[Dataset excerpts]
#####

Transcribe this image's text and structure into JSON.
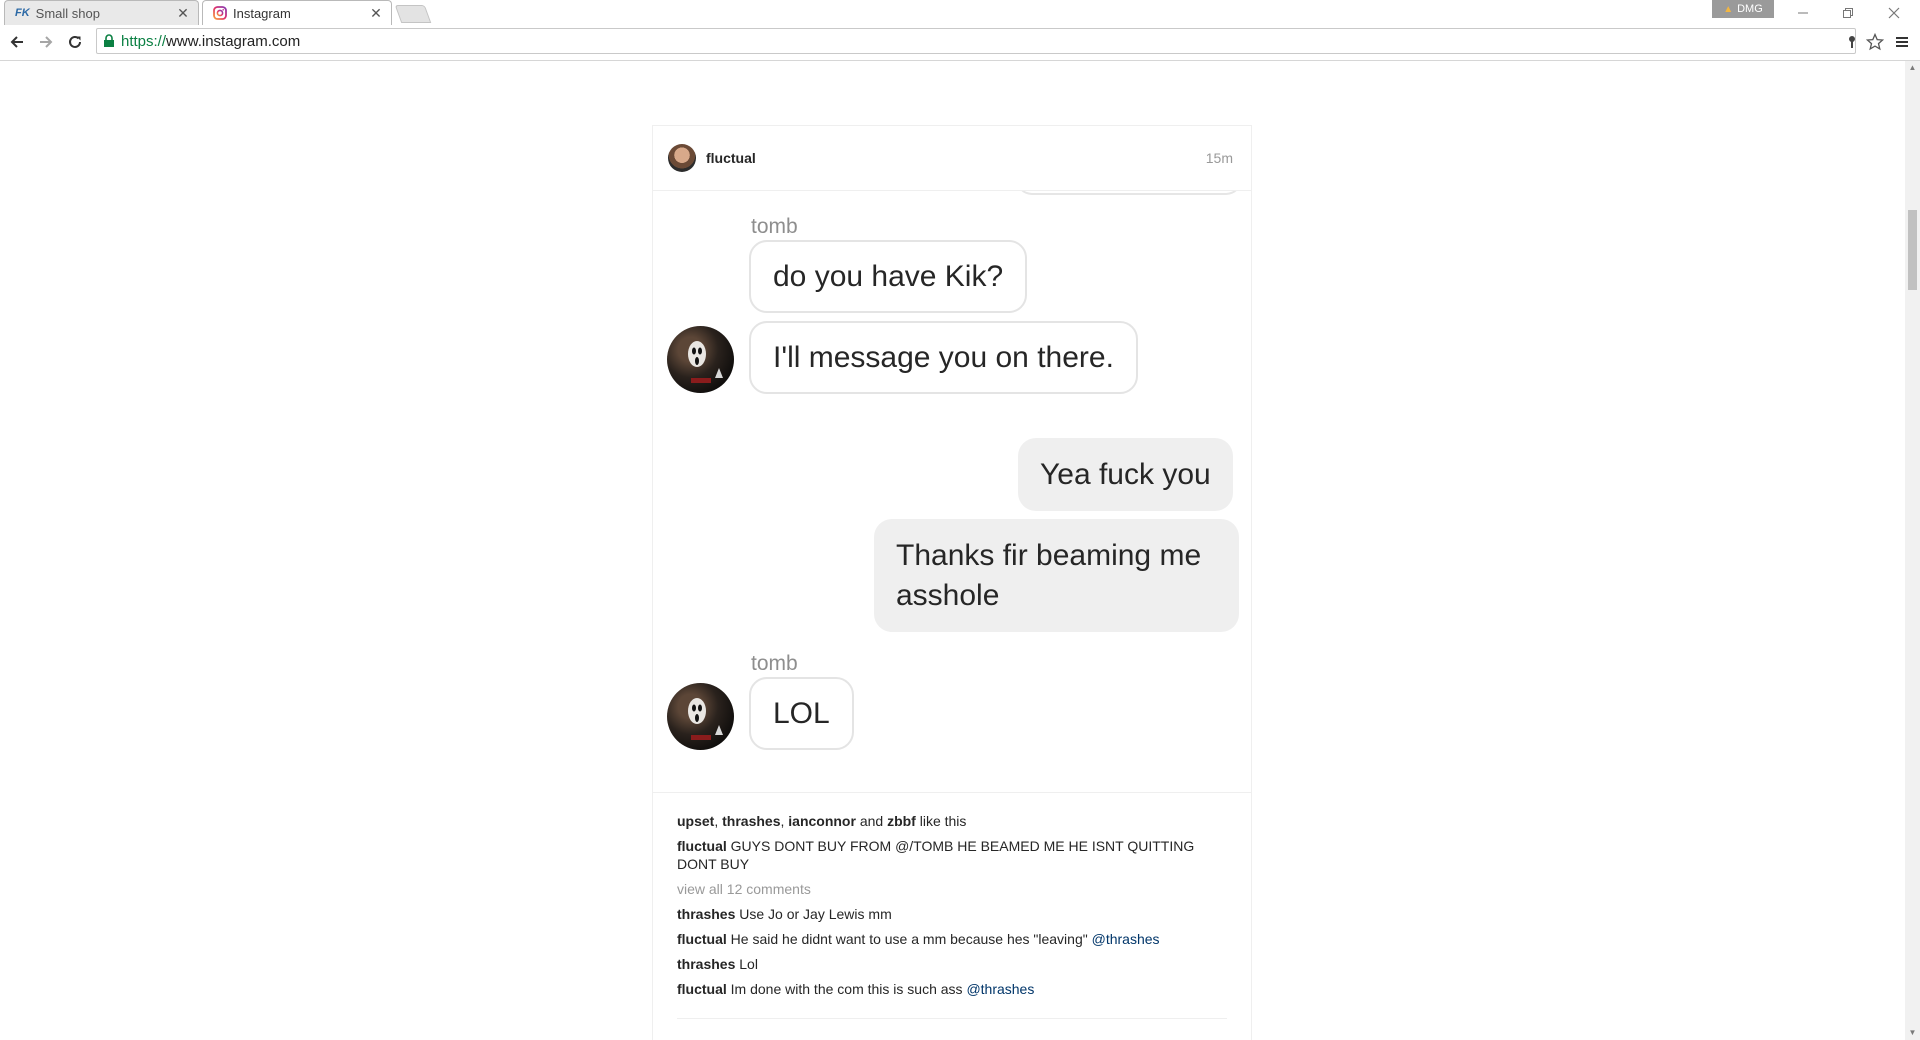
{
  "browser": {
    "tabs": [
      {
        "favicon": "FK",
        "title": "Small shop",
        "close": "✕"
      },
      {
        "favicon": "instagram-icon",
        "title": "Instagram",
        "close": "✕"
      }
    ],
    "profile_label": "DMG",
    "url_scheme": "https://",
    "url_host": "www.instagram.com"
  },
  "post": {
    "username": "fluctual",
    "time": "15m",
    "messages": [
      {
        "sender": "tomb"
      },
      {
        "text": "do you have Kik?",
        "direction": "in"
      },
      {
        "text": "I'll message you on there.",
        "direction": "in"
      },
      {
        "text": "Yea fuck you",
        "direction": "out"
      },
      {
        "text": "Thanks fir beaming me asshole",
        "direction": "out"
      },
      {
        "sender": "tomb"
      },
      {
        "text": "LOL",
        "direction": "in"
      }
    ],
    "sender_name": "tomb",
    "likes": {
      "users": [
        "upset",
        "thrashes",
        "ianconnor"
      ],
      "and_label": "and",
      "last_user": "zbbf",
      "suffix": "like this"
    },
    "caption": {
      "user": "fluctual",
      "text": "GUYS DONT BUY FROM @/TOMB HE BEAMED ME HE ISNT QUITTING DONT BUY"
    },
    "view_all": "view all 12 comments",
    "comments": [
      {
        "user": "thrashes",
        "text": "Use Jo or Jay Lewis mm",
        "mention": ""
      },
      {
        "user": "fluctual",
        "text": "He said he didnt want to use a mm because hes \"leaving\"",
        "mention": "@thrashes"
      },
      {
        "user": "thrashes",
        "text": "Lol",
        "mention": ""
      },
      {
        "user": "fluctual",
        "text": "Im done with the com this is such ass",
        "mention": "@thrashes"
      }
    ]
  }
}
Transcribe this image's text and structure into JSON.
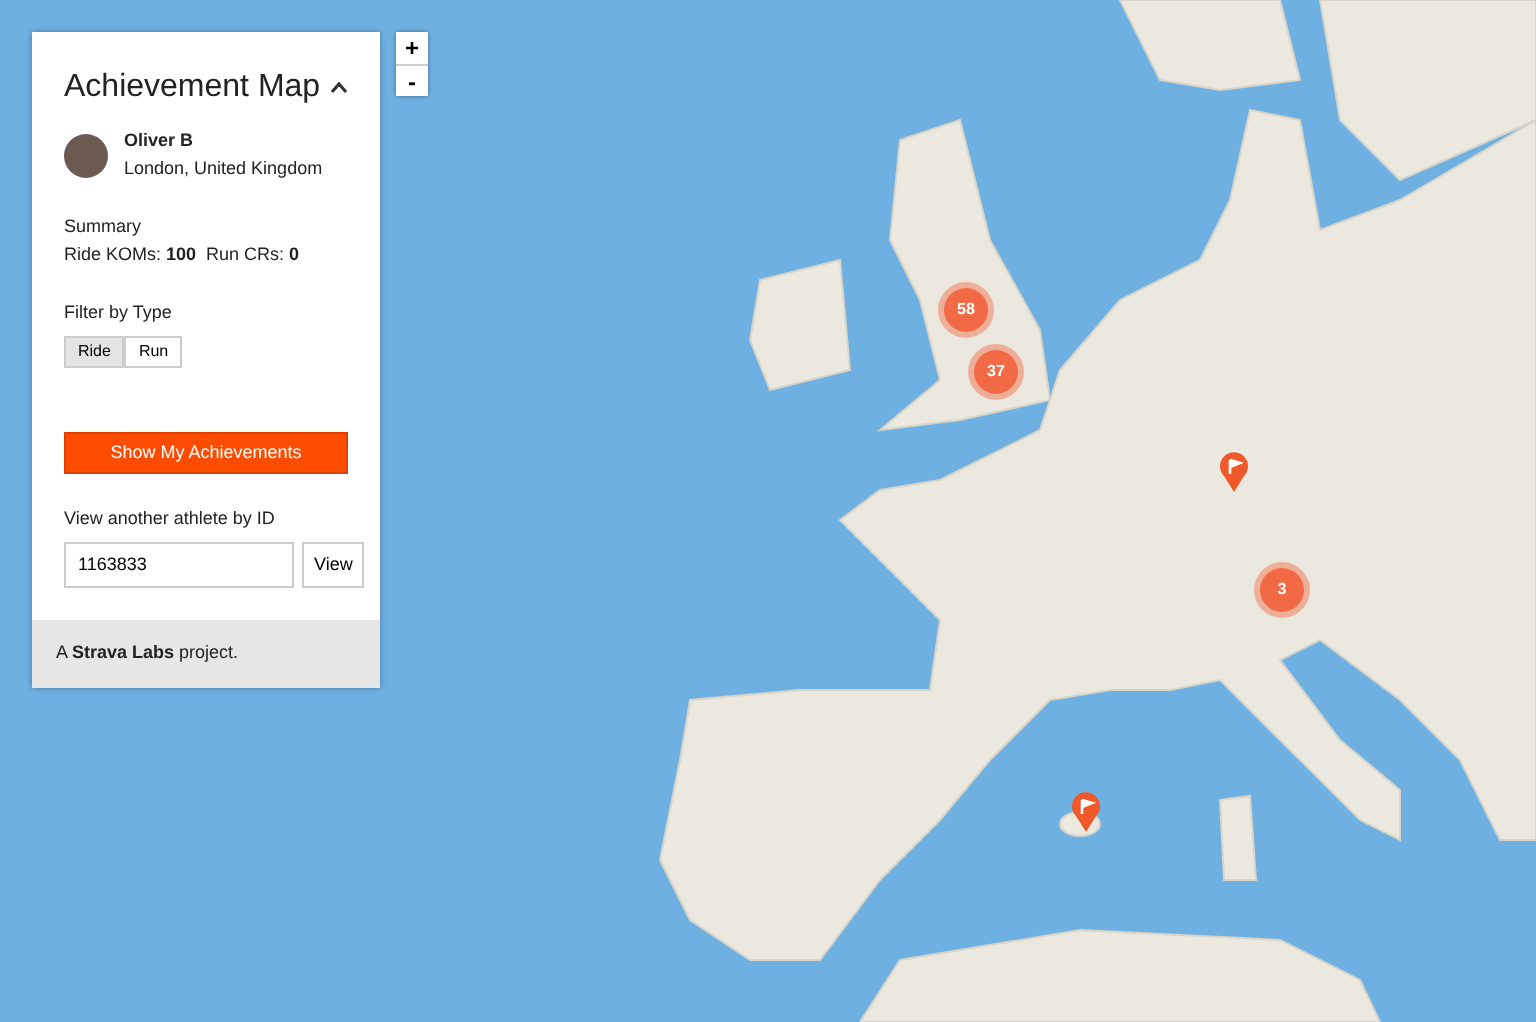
{
  "panel": {
    "title": "Achievement Map",
    "collapsed": false,
    "athlete": {
      "name": "Oliver B",
      "location": "London, United Kingdom"
    },
    "summary": {
      "heading": "Summary",
      "stats": [
        {
          "label": "Ride KOMs:",
          "value": "100"
        },
        {
          "label": "Run CRs:",
          "value": "0"
        }
      ]
    },
    "filter": {
      "heading": "Filter by Type",
      "options": [
        {
          "label": "Ride",
          "selected": true
        },
        {
          "label": "Run",
          "selected": false
        }
      ]
    },
    "primary_button": "Show My Achievements",
    "lookup": {
      "label": "View another athlete by ID",
      "value": "1163833",
      "button": "View"
    },
    "footer": "A **Strava Labs** project."
  },
  "zoom": [
    "+",
    "-"
  ],
  "markers": [
    {
      "kind": "cluster",
      "count": "58"
    },
    {
      "kind": "cluster",
      "count": "37"
    },
    {
      "kind": "flag"
    },
    {
      "kind": "cluster",
      "count": "3"
    },
    {
      "kind": "flag"
    }
  ]
}
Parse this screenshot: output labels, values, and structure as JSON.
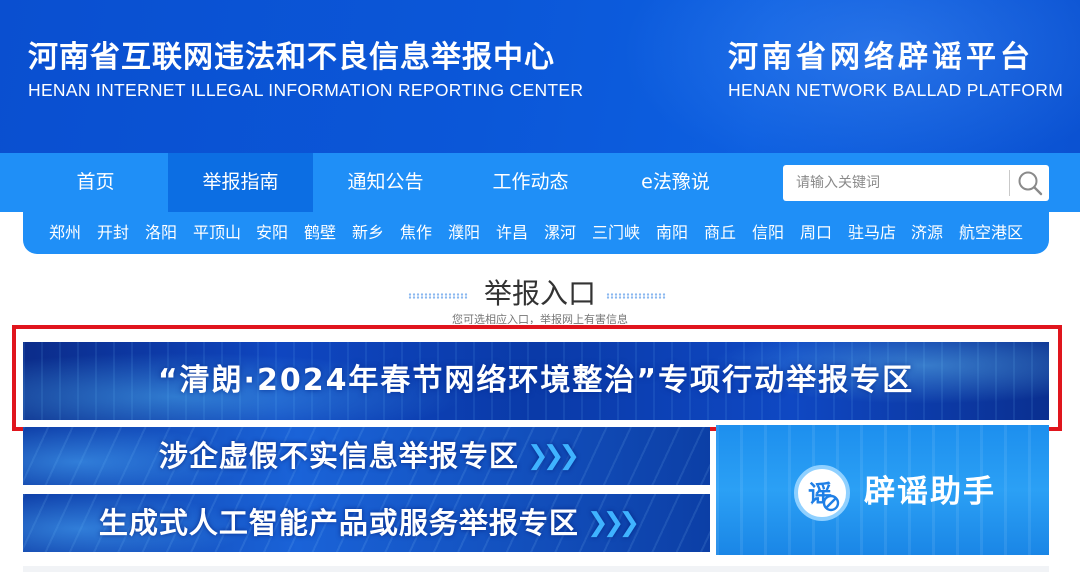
{
  "header": {
    "left_title_cn": "河南省互联网违法和不良信息举报中心",
    "left_title_en": "HENAN INTERNET ILLEGAL INFORMATION REPORTING CENTER",
    "right_title_cn": "河南省网络辟谣平台",
    "right_title_en": "HENAN NETWORK BALLAD PLATFORM"
  },
  "nav": {
    "items": [
      {
        "label": "首页",
        "active": false
      },
      {
        "label": "举报指南",
        "active": true
      },
      {
        "label": "通知公告",
        "active": false
      },
      {
        "label": "工作动态",
        "active": false
      },
      {
        "label": "e法豫说",
        "active": false
      }
    ],
    "search_placeholder": "请输入关键词"
  },
  "cities": [
    "郑州",
    "开封",
    "洛阳",
    "平顶山",
    "安阳",
    "鹤壁",
    "新乡",
    "焦作",
    "濮阳",
    "许昌",
    "漯河",
    "三门峡",
    "南阳",
    "商丘",
    "信阳",
    "周口",
    "驻马店",
    "济源",
    "航空港区"
  ],
  "section": {
    "title": "举报入口",
    "subtitle": "您可选相应入口，举报网上有害信息"
  },
  "banners": {
    "main": "“清朗·2024年春节网络环境整治”专项行动举报专区",
    "fake_info": "涉企虚假不实信息举报专区",
    "ai": "生成式人工智能产品或服务举报专区",
    "rumor": "辟谣助手",
    "rumor_icon_char": "谣"
  },
  "colors": {
    "header_blue": "#0b57d8",
    "nav_blue": "#1f8ff7",
    "nav_active": "#0c6ee3",
    "highlight_red": "#e0151d"
  }
}
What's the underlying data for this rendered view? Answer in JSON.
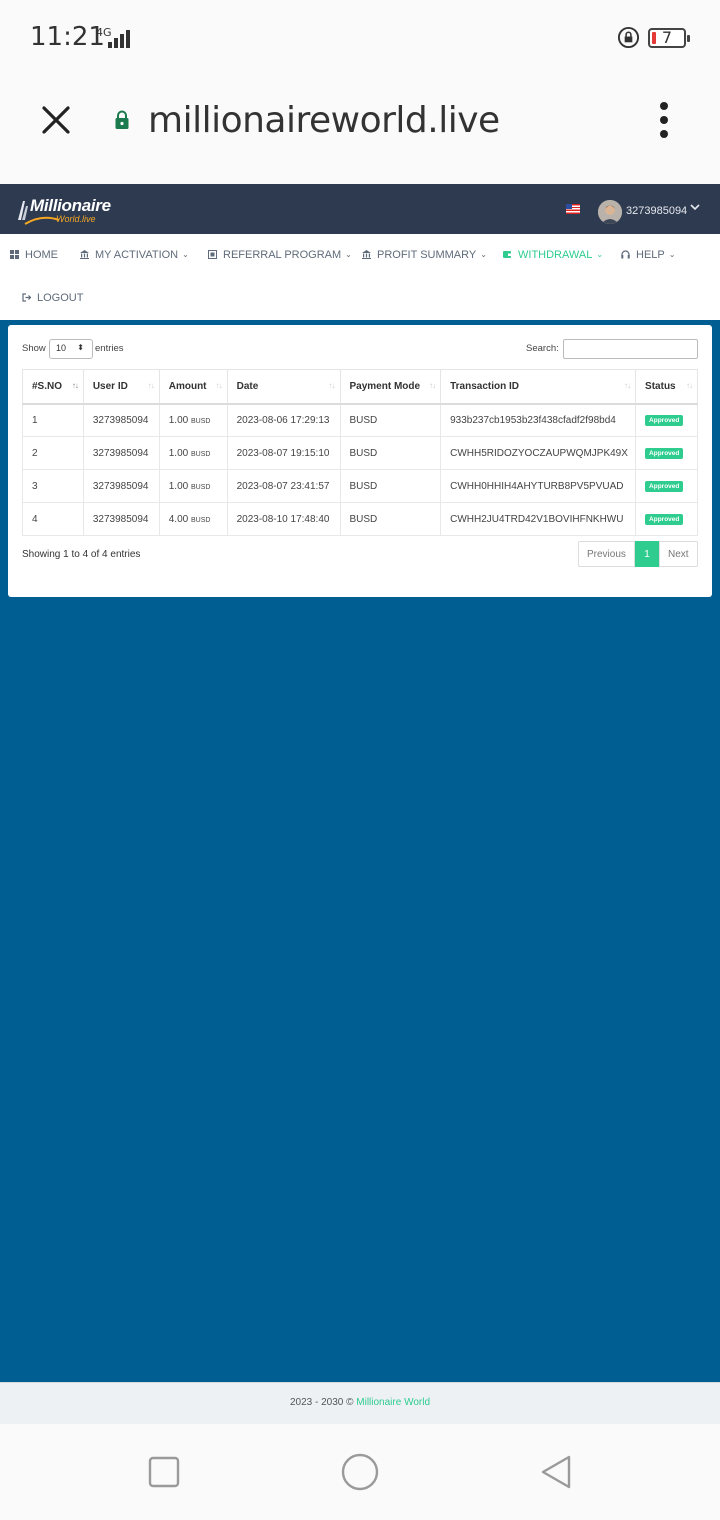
{
  "status_bar": {
    "time": "11:21",
    "network": "4G",
    "battery": "7"
  },
  "browser": {
    "url": "millionaireworld.live"
  },
  "header": {
    "logo_main": "Millionaire",
    "logo_sub": "World.live",
    "user_id": "3273985094"
  },
  "nav": {
    "items": [
      {
        "label": "HOME",
        "icon": "dashboard-icon",
        "caret": false
      },
      {
        "label": "MY ACTIVATION",
        "icon": "bank-icon",
        "caret": true
      },
      {
        "label": "REFERRAL PROGRAM",
        "icon": "referral-icon",
        "caret": true
      },
      {
        "label": "PROFIT SUMMARY",
        "icon": "bank-icon",
        "caret": true
      },
      {
        "label": "WITHDRAWAL",
        "icon": "wallet-icon",
        "caret": true,
        "active": true
      },
      {
        "label": "HELP",
        "icon": "headset-icon",
        "caret": true
      },
      {
        "label": "LOGOUT",
        "icon": "logout-icon",
        "caret": false
      }
    ]
  },
  "table_controls": {
    "show_label": "Show",
    "page_size": "10",
    "entries_label": "entries",
    "search_label": "Search:"
  },
  "table": {
    "columns": [
      "#S.NO",
      "User ID",
      "Amount",
      "Date",
      "Payment Mode",
      "Transaction ID",
      "Status"
    ],
    "rows": [
      {
        "sno": "1",
        "user_id": "3273985094",
        "amount": "1.00",
        "unit": "BUSD",
        "date": "2023-08-06 17:29:13",
        "mode": "BUSD",
        "txid": "933b237cb1953b23f438cfadf2f98bd4",
        "status": "Approved"
      },
      {
        "sno": "2",
        "user_id": "3273985094",
        "amount": "1.00",
        "unit": "BUSD",
        "date": "2023-08-07 19:15:10",
        "mode": "BUSD",
        "txid": "CWHH5RIDOZYOCZAUPWQMJPK49X",
        "status": "Approved"
      },
      {
        "sno": "3",
        "user_id": "3273985094",
        "amount": "1.00",
        "unit": "BUSD",
        "date": "2023-08-07 23:41:57",
        "mode": "BUSD",
        "txid": "CWHH0HHIH4AHYTURB8PV5PVUAD",
        "status": "Approved"
      },
      {
        "sno": "4",
        "user_id": "3273985094",
        "amount": "4.00",
        "unit": "BUSD",
        "date": "2023-08-10 17:48:40",
        "mode": "BUSD",
        "txid": "CWHH2JU4TRD42V1BOVIHFNKHWU",
        "status": "Approved"
      }
    ]
  },
  "pagination": {
    "info": "Showing 1 to 4 of 4 entries",
    "previous": "Previous",
    "current": "1",
    "next": "Next"
  },
  "footer": {
    "text": "2023 - 2030 © ",
    "brand": "Millionaire World"
  },
  "colors": {
    "header_bg": "#2d3a4f",
    "main_bg": "#005e92",
    "accent": "#2ecc8f"
  }
}
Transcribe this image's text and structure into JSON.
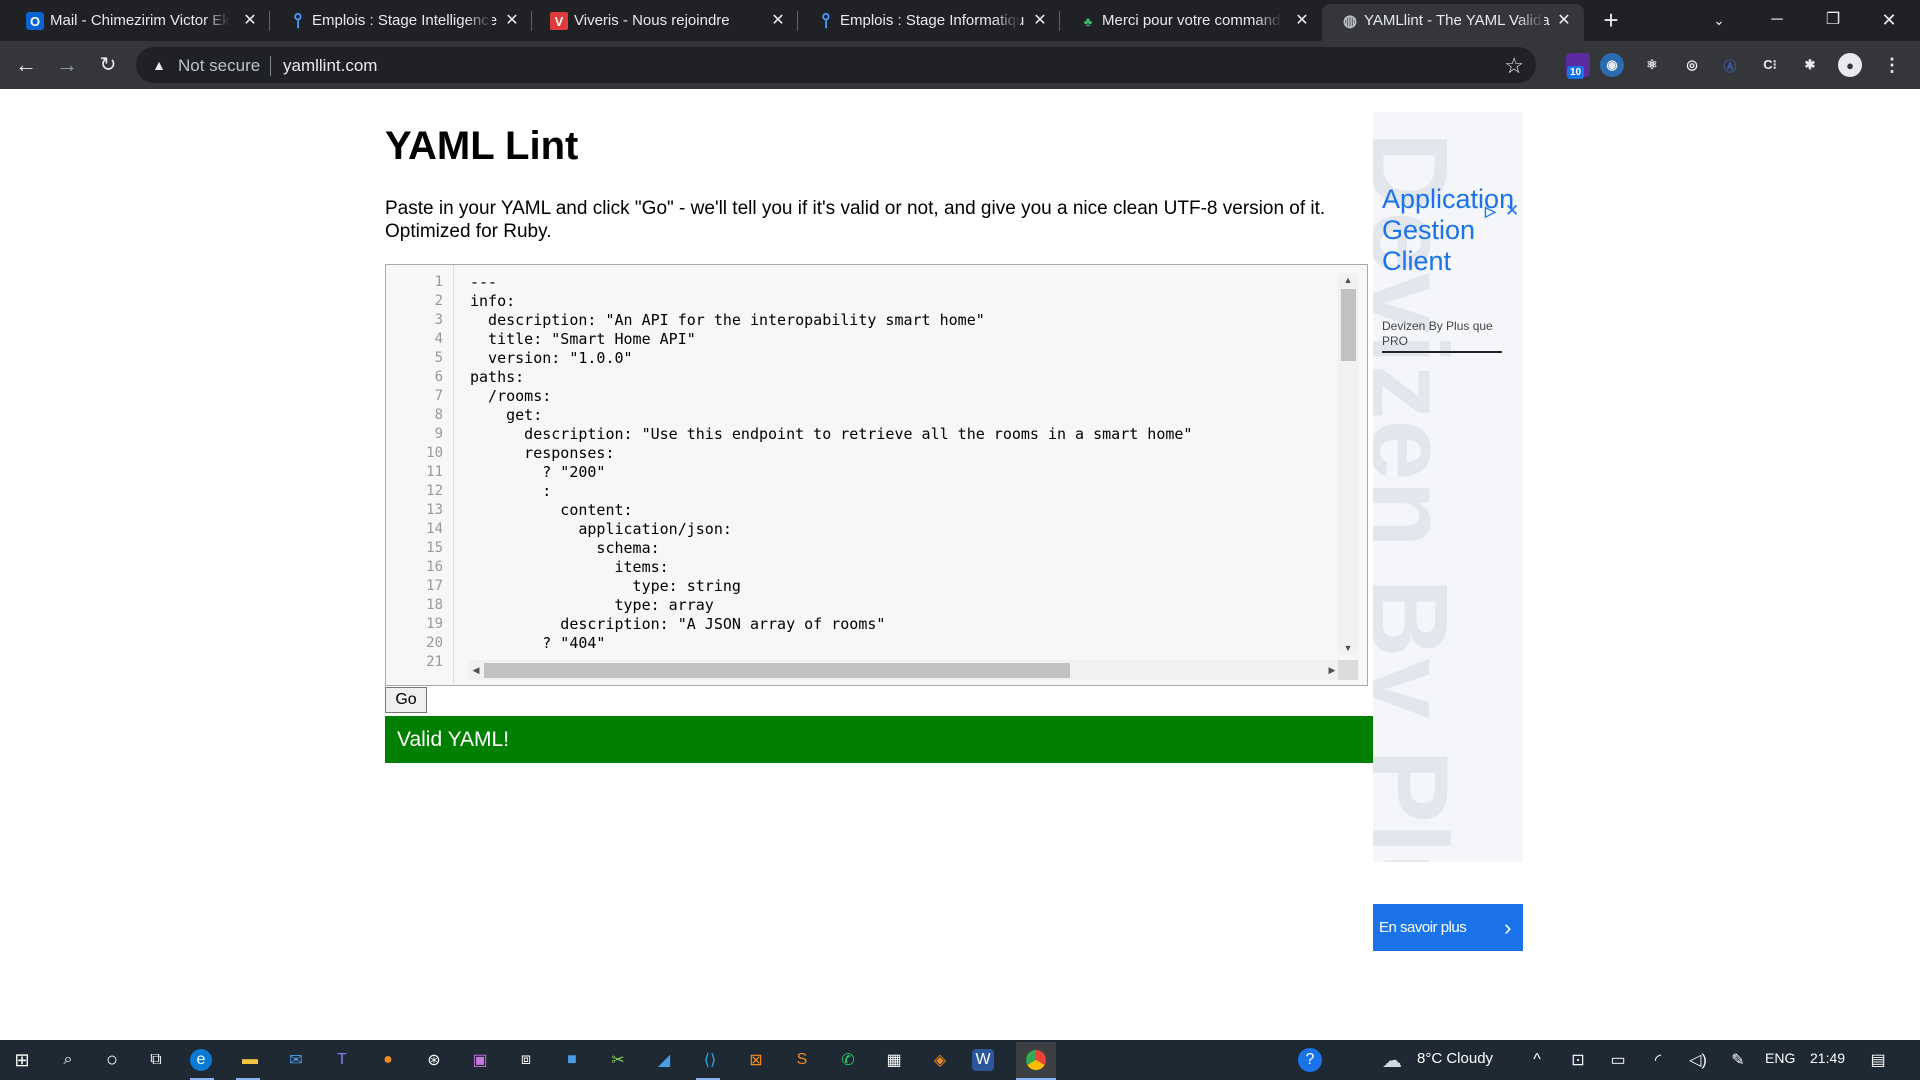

#####

> [Direction] Give only the number of lines in the material above that hold the word "athlete".

> [Output below] 2